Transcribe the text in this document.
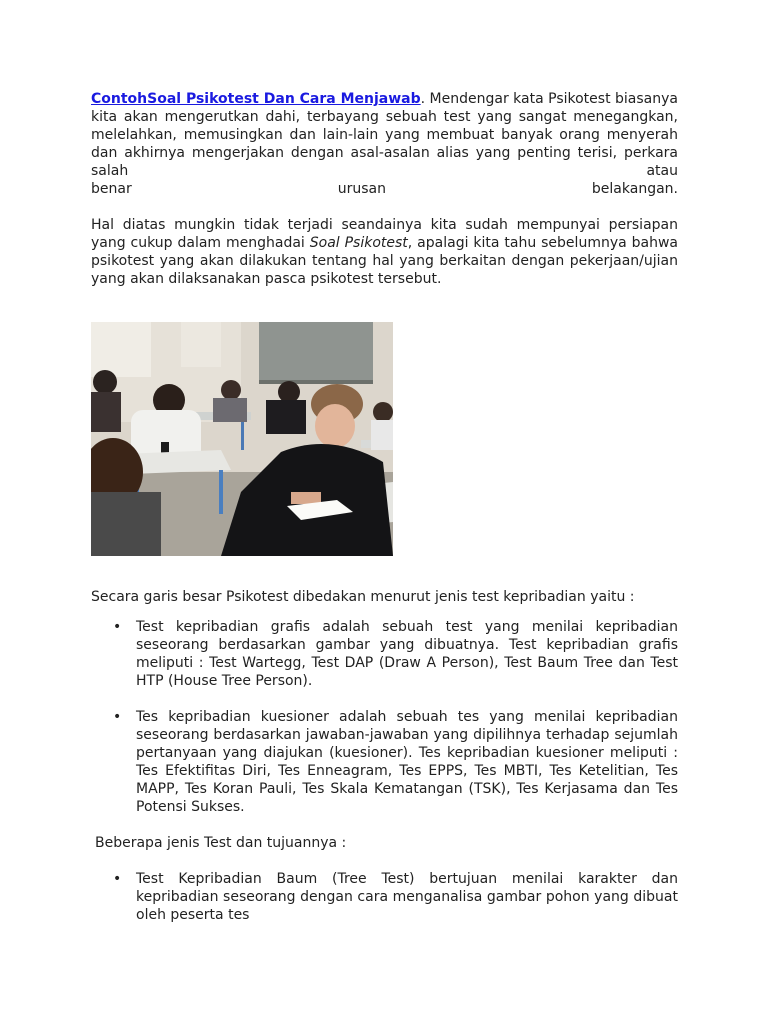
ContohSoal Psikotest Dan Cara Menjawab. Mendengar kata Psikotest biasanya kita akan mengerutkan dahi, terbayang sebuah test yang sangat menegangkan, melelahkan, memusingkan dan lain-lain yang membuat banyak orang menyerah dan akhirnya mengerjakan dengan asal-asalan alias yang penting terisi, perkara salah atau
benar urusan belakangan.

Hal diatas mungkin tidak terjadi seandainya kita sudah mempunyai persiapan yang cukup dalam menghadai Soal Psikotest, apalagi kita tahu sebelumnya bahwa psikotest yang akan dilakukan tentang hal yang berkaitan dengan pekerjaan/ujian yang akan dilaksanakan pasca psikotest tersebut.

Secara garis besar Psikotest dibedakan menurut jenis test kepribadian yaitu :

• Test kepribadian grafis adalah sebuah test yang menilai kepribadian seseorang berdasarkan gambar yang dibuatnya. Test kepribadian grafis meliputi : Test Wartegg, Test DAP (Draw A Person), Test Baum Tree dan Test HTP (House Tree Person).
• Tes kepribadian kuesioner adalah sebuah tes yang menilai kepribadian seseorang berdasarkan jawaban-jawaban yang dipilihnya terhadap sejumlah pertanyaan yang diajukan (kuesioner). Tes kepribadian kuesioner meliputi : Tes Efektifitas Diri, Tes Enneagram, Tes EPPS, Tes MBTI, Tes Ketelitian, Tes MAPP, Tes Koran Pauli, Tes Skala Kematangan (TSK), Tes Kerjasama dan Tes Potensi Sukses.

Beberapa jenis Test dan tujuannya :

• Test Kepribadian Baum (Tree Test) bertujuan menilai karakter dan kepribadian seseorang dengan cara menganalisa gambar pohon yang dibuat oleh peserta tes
===
WHAT NEEDS TO BE DONE → From start to finish, output the listing exactly, but omit its pictures.

RESULT OF THE EXERCISE →
Transcribe the text in this document.
ContohSoal Psikotest Dan Cara Menjawab. Mendengar kata Psikotest biasanya kita akan mengerutkan dahi, terbayang sebuah test yang sangat menegangkan, melelahkan, memusingkan dan lain-lain yang membuat banyak orang menyerah dan akhirnya mengerjakan dengan asal-asalan alias yang penting terisi, perkara salah atau
benar urusan belakangan.

Hal diatas mungkin tidak terjadi seandainya kita sudah mempunyai persiapan yang cukup dalam menghadai Soal Psikotest, apalagi kita tahu sebelumnya bahwa psikotest yang akan dilakukan tentang hal yang berkaitan dengan pekerjaan/ujian yang akan dilaksanakan pasca psikotest tersebut.

Secara garis besar Psikotest dibedakan menurut jenis test kepribadian yaitu :

• Test kepribadian grafis adalah sebuah test yang menilai kepribadian seseorang berdasarkan gambar yang dibuatnya. Test kepribadian grafis meliputi : Test Wartegg, Test DAP (Draw A Person), Test Baum Tree dan Test HTP (House Tree Person).
• Tes kepribadian kuesioner adalah sebuah tes yang menilai kepribadian seseorang berdasarkan jawaban-jawaban yang dipilihnya terhadap sejumlah pertanyaan yang diajukan (kuesioner). Tes kepribadian kuesioner meliputi : Tes Efektifitas Diri, Tes Enneagram, Tes EPPS, Tes MBTI, Tes Ketelitian, Tes MAPP, Tes Koran Pauli, Tes Skala Kematangan (TSK), Tes Kerjasama dan Tes Potensi Sukses.

Beberapa jenis Test dan tujuannya :

• Test Kepribadian Baum (Tree Test) bertujuan menilai karakter dan kepribadian seseorang dengan cara menganalisa gambar pohon yang dibuat oleh peserta tes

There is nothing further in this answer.